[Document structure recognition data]
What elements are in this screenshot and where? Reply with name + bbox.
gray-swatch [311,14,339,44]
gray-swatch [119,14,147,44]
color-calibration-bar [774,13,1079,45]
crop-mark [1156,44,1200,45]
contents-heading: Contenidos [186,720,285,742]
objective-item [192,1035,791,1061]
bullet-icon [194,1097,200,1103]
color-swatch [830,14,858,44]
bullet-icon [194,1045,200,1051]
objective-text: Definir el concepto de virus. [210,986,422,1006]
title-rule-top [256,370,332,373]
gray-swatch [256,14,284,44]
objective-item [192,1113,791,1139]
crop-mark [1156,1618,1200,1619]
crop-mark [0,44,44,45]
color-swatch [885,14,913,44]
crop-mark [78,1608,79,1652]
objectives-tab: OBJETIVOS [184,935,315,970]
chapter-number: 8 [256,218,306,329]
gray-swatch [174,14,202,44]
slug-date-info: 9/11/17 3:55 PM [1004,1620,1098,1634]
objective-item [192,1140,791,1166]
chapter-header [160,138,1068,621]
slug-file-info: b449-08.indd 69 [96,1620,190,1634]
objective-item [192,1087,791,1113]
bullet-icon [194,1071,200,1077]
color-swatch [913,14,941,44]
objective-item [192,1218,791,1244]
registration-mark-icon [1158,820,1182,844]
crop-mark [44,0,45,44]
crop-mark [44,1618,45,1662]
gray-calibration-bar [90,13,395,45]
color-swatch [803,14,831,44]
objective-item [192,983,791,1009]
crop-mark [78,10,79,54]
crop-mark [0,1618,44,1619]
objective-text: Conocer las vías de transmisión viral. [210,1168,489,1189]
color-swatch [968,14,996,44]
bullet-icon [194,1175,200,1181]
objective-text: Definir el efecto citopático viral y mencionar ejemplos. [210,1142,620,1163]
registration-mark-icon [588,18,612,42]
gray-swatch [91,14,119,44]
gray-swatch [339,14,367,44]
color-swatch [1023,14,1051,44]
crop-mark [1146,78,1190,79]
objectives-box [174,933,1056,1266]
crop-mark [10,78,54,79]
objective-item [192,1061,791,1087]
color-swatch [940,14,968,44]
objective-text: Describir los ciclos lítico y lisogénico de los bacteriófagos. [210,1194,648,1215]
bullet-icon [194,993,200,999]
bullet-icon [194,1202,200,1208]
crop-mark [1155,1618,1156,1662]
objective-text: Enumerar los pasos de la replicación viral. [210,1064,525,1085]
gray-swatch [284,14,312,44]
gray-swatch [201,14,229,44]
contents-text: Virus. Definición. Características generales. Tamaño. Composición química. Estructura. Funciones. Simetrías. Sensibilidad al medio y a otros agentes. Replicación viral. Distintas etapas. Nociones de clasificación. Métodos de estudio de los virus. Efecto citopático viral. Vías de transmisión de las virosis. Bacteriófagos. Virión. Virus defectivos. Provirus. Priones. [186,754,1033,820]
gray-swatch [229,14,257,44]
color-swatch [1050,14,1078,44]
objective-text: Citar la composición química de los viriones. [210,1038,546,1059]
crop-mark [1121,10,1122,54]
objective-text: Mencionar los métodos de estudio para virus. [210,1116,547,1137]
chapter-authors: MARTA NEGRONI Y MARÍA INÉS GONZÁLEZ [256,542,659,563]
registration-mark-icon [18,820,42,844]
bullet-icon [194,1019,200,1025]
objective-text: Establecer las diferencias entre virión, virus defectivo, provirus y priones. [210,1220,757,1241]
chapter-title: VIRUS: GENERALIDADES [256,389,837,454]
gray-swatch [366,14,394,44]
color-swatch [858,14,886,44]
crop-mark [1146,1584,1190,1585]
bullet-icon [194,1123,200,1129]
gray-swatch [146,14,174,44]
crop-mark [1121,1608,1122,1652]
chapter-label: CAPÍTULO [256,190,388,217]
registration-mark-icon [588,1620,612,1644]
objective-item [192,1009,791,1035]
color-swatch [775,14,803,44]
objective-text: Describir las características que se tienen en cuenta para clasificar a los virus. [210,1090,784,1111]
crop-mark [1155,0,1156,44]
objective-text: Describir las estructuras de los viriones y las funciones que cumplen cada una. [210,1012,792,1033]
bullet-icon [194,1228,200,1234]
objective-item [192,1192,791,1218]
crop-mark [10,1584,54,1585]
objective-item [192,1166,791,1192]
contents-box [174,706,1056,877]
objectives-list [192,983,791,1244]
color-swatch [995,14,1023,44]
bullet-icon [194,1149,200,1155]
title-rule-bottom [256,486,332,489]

→ ACTION ITEM
Using the records above, find the number of lines that contain the string "viriones", and give that number without further comment.

→ PROBLEM SOLUTION
2